**Testo fornito:**
###
23 Novembre 2015

Tac non pubblica e a pagamento, la Regione condannata a rimborsare

Tac non pubblica e a pagamento, la Regione condannata a rimborsare
Il
tribunale di Lecce respinge l’appello presentato dall’ente di via
Capruzzi che aveva fatto ricorso contro la sentenza di primo grado.
Vittoria dei cittadini assistiti dal Codacons

di Antonio Della Rocca LECCE — Il Tribunale di Lecce ha rigettato l’appello presentato dalla Regione Puglia contro una delle numerose sentenze con cui il Giudice di pace di Lecce aveva, a suo tempo, ordinato il rimborso delle spese sostenute da parte di ammalati oncologici per eseguire l’esame Pet – Tac. Il giudice Sergio Memmo, respingendo l’appello, ha confermato la condanna della Regione Puglia al pagamento delle spese sostenute dai pazienti nel periodo in cui in provincia di Lecce non vi era nessuna Pet – Tac pubblica, mentre quella privata, in dotazione ad un unico centro radiologico accreditato, era disponibile solo a pagamento in quanto la copertura finanziaria stanziata dalla Regione era esaurita.
###
**Dati forniti:**
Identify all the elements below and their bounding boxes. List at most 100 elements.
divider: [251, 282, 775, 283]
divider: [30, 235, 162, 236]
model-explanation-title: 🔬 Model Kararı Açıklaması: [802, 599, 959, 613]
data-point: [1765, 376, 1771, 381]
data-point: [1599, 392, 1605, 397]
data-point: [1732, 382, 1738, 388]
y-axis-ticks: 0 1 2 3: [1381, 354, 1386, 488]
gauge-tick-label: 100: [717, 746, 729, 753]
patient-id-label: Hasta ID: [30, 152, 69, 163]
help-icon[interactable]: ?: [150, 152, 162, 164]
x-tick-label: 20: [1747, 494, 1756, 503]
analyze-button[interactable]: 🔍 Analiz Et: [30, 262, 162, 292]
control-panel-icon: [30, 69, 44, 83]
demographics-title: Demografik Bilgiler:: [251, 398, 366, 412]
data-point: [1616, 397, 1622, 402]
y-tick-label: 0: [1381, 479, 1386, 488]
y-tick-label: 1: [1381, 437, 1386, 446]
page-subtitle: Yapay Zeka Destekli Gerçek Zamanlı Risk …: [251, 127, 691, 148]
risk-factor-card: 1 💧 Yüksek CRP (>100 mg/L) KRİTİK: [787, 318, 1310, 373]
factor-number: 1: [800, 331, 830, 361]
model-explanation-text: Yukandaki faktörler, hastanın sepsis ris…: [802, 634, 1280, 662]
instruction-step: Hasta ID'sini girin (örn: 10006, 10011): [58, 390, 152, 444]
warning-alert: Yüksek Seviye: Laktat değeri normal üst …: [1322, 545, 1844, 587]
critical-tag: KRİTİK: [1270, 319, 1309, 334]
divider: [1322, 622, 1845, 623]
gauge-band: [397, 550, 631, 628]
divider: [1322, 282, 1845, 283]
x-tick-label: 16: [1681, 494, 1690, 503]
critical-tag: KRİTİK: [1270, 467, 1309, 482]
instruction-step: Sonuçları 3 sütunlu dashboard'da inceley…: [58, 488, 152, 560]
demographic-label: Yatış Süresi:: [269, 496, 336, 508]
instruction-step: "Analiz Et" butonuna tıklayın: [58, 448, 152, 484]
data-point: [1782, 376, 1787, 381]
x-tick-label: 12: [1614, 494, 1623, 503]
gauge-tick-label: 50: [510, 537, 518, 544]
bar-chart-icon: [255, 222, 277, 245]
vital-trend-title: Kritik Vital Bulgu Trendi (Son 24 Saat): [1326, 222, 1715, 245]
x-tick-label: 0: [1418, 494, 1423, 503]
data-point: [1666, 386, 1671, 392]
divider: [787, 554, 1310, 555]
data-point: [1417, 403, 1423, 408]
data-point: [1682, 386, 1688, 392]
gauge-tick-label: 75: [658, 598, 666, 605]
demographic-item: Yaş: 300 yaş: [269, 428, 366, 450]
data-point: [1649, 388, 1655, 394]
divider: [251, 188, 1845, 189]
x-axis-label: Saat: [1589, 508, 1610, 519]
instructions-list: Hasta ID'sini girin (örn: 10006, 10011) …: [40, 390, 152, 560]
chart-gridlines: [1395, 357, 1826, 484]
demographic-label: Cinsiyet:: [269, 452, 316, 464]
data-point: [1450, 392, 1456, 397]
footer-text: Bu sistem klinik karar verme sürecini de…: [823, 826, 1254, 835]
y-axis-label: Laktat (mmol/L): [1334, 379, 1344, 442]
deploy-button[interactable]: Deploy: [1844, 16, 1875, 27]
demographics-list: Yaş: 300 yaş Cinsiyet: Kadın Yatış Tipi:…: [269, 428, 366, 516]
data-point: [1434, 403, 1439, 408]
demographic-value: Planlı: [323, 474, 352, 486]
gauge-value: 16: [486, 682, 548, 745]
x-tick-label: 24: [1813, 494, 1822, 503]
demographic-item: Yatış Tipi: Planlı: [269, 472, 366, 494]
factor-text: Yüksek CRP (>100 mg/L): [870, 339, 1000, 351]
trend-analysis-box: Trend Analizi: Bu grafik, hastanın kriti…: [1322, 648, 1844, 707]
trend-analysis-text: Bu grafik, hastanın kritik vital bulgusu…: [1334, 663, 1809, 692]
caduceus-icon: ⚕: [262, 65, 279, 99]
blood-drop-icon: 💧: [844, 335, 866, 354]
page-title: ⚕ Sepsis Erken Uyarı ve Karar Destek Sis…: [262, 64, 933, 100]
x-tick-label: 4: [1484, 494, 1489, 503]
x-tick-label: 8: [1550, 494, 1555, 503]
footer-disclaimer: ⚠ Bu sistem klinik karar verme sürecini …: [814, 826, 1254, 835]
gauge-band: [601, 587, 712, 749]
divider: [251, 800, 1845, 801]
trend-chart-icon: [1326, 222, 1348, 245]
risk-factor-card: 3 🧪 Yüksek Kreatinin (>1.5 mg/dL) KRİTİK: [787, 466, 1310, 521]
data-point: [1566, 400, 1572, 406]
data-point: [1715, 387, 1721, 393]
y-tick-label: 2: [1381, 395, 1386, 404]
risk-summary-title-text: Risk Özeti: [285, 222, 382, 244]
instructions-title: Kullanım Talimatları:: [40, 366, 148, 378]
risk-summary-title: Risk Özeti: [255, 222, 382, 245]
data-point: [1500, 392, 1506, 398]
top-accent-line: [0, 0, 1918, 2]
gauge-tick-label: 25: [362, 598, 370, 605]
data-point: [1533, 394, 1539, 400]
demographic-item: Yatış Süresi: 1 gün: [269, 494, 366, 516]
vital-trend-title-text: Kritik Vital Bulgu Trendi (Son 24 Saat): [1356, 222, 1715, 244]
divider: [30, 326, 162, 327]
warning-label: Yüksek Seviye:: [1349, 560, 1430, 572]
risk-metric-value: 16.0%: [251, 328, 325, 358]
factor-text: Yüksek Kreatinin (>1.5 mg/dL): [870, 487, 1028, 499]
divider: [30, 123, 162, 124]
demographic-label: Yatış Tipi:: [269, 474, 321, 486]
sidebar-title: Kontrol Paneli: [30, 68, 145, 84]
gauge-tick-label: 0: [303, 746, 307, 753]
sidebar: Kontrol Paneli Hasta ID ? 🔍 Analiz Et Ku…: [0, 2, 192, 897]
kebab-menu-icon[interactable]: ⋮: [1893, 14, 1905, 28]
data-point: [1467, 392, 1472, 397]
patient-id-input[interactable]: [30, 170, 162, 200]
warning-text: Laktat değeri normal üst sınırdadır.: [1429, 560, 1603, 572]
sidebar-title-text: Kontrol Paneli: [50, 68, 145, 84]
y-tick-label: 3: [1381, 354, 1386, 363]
###
**Compito:** Riporta per intero e parola per parola l'articolo sul rimborso delle Pet-Tac a pagamento imposto alla Regione Puglia.

**Soluzione:**
23 Novembre 2015

Tac non pubblica e a pagamento, la Regione condannata a rimborsare

Tac non pubblica e a pagamento, la Regione condannata a rimborsare
Il
tribunale di Lecce respinge l’appello presentato dall’ente di via
Capruzzi che aveva fatto ricorso contro la sentenza di primo grado.
Vittoria dei cittadini assistiti dal Codacons

di Antonio Della Rocca LECCE — Il Tribunale di Lecce ha rigettato l’appello presentato dalla Regione Puglia contro una delle numerose sentenze con cui il Giudice di pace di Lecce aveva, a suo tempo, ordinato il rimborso delle spese sostenute da parte di ammalati oncologici per eseguire l’esame Pet – Tac. Il giudice Sergio Memmo, respingendo l’appello, ha confermato la condanna della Regione Puglia al pagamento delle spese sostenute dai pazienti nel periodo in cui in provincia di Lecce non vi era nessuna Pet – Tac pubblica, mentre quella privata, in dotazione ad un unico centro radiologico accreditato, era disponibile solo a pagamento in quanto la copertura finanziaria stanziata dalla Regione era esaurita.